■ **Request**: Reproduce every line in the listing that contains the word "content".

--- BEGIN Material provided ---

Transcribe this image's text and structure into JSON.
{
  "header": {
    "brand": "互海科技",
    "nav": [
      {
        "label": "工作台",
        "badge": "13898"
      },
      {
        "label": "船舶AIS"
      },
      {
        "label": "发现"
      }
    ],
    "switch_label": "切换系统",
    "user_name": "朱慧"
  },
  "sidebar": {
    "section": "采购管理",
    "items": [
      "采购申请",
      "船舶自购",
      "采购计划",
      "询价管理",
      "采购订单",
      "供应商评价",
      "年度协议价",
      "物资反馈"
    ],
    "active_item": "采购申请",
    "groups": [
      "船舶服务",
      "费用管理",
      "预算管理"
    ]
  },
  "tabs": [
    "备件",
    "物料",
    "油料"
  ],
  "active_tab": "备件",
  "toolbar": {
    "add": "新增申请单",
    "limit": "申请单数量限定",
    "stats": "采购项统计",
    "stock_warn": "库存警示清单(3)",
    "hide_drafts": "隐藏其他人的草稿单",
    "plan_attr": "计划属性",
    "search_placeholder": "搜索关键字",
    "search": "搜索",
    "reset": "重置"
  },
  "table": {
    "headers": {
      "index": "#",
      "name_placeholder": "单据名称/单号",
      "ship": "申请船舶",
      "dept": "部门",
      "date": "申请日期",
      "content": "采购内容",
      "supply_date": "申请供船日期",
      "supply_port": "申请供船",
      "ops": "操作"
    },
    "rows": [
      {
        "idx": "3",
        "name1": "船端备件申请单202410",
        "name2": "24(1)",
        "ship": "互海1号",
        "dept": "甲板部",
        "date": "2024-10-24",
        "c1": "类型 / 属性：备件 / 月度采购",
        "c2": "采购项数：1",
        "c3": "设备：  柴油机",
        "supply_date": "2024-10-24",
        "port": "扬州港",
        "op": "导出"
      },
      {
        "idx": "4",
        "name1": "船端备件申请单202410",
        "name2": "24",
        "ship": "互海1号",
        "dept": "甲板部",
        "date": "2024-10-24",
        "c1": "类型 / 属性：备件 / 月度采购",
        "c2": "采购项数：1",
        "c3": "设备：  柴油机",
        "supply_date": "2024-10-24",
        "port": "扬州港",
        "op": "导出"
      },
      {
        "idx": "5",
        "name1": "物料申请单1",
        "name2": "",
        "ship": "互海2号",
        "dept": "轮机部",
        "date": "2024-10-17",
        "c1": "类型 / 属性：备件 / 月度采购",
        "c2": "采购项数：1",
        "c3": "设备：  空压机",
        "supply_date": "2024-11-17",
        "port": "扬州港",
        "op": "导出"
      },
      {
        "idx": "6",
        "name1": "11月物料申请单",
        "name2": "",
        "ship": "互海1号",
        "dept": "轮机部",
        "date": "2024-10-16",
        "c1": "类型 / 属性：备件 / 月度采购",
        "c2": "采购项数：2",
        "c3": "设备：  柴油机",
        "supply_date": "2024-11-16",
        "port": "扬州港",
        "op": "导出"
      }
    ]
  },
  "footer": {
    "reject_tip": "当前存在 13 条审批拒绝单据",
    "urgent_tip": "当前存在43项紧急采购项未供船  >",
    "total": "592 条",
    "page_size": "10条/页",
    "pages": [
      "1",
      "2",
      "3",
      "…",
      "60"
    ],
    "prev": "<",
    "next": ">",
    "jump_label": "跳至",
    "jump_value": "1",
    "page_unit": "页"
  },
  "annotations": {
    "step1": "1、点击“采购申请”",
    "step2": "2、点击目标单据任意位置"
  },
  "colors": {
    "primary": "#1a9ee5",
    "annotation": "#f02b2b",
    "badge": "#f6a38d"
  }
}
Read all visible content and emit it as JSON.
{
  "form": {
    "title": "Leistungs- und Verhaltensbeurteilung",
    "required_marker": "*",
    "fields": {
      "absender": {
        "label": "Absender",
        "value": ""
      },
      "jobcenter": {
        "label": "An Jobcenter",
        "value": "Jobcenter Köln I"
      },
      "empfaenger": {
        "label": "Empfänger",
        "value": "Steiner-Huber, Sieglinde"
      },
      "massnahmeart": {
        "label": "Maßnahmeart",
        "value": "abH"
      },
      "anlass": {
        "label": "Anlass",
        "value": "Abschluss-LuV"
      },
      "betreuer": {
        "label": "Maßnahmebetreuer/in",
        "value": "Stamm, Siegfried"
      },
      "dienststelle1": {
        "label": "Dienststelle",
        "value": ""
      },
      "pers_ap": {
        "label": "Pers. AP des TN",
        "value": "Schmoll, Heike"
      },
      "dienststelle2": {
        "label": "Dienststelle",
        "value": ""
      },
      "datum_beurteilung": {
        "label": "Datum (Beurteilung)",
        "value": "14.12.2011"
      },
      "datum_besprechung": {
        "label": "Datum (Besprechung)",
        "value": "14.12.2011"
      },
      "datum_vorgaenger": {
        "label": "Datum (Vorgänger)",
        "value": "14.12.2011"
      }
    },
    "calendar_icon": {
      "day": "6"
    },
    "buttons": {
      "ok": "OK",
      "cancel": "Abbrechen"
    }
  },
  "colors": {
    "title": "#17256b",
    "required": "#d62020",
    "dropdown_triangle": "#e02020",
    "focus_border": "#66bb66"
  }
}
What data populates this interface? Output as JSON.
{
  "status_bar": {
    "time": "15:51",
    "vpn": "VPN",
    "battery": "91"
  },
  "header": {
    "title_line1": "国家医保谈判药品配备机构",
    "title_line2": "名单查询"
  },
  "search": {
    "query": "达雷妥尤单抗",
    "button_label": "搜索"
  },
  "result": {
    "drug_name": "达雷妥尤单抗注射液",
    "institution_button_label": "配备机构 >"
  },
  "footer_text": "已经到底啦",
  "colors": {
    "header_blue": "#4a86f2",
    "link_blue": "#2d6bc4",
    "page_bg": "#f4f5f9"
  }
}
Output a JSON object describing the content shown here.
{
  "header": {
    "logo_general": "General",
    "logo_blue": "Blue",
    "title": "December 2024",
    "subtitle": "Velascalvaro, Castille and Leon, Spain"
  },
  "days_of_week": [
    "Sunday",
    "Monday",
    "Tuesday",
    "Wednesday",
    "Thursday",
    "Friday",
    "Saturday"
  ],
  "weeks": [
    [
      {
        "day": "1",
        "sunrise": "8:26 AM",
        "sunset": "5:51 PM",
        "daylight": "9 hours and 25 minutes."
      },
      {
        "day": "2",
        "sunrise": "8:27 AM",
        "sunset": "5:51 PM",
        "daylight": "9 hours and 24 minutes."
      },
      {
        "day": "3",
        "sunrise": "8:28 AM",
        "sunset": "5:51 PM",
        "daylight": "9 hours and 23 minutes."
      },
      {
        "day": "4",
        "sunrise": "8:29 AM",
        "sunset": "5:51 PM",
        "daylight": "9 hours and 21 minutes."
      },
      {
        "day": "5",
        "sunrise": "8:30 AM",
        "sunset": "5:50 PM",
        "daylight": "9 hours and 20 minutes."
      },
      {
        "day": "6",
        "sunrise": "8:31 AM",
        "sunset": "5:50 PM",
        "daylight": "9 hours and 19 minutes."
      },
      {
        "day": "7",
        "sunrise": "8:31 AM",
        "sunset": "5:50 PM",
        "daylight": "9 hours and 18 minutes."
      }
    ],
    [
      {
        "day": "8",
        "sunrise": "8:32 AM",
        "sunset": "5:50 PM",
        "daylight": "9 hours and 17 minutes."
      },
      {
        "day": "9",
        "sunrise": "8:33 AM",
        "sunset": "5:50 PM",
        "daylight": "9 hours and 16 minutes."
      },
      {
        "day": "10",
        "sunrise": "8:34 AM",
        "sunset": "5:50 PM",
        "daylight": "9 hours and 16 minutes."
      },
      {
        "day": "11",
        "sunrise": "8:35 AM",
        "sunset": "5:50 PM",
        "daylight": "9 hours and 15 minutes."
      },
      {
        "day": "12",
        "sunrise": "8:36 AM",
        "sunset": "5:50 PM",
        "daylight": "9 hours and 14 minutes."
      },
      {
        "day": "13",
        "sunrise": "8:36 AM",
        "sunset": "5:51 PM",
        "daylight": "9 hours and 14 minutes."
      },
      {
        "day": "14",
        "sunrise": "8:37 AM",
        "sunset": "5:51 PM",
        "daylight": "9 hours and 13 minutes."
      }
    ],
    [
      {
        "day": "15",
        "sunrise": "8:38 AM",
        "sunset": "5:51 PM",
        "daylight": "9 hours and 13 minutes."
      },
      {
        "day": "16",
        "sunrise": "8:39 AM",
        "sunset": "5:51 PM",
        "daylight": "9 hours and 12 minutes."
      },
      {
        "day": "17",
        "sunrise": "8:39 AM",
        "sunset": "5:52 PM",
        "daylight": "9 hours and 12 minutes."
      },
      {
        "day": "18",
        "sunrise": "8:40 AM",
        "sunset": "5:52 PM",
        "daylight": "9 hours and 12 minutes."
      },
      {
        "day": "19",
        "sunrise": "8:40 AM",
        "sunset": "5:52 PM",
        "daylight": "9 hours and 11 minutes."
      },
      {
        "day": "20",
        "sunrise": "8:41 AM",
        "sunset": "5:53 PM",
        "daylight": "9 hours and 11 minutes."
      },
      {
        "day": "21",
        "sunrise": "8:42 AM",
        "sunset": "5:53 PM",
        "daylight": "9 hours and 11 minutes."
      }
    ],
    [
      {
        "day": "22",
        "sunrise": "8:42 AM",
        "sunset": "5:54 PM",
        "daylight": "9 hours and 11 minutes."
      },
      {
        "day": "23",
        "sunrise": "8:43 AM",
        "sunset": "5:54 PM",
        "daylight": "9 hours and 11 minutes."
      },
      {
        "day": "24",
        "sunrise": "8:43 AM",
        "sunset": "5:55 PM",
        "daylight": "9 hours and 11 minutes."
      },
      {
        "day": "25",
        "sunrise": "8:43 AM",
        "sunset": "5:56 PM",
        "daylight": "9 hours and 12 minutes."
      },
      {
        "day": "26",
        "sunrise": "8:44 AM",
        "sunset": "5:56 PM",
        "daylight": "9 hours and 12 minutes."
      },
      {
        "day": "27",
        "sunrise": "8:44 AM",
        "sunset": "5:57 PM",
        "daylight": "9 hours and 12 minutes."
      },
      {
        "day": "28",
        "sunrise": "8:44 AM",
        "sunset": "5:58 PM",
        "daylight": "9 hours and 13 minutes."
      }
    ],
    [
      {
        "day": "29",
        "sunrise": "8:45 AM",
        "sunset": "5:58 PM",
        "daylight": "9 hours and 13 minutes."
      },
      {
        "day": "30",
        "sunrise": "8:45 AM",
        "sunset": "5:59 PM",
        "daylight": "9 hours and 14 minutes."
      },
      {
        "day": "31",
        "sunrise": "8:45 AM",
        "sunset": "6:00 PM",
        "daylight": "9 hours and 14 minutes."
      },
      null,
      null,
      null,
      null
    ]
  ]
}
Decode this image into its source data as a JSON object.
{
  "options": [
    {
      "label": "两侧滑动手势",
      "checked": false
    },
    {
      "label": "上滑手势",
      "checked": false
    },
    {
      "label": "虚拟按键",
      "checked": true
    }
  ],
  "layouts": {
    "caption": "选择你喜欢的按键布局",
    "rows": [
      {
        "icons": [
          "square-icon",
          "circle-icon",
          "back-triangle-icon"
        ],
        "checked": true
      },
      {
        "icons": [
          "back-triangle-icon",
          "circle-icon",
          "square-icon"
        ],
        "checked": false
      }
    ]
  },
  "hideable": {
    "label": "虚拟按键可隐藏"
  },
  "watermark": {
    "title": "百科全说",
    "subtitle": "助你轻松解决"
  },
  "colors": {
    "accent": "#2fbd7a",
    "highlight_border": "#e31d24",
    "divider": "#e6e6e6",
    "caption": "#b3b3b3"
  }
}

--- END Material provided ---

■ **Finished task**:
      "content": "采购内容",
Read all visible content and emit it as JSON.
Output a JSON object describing the content shown here.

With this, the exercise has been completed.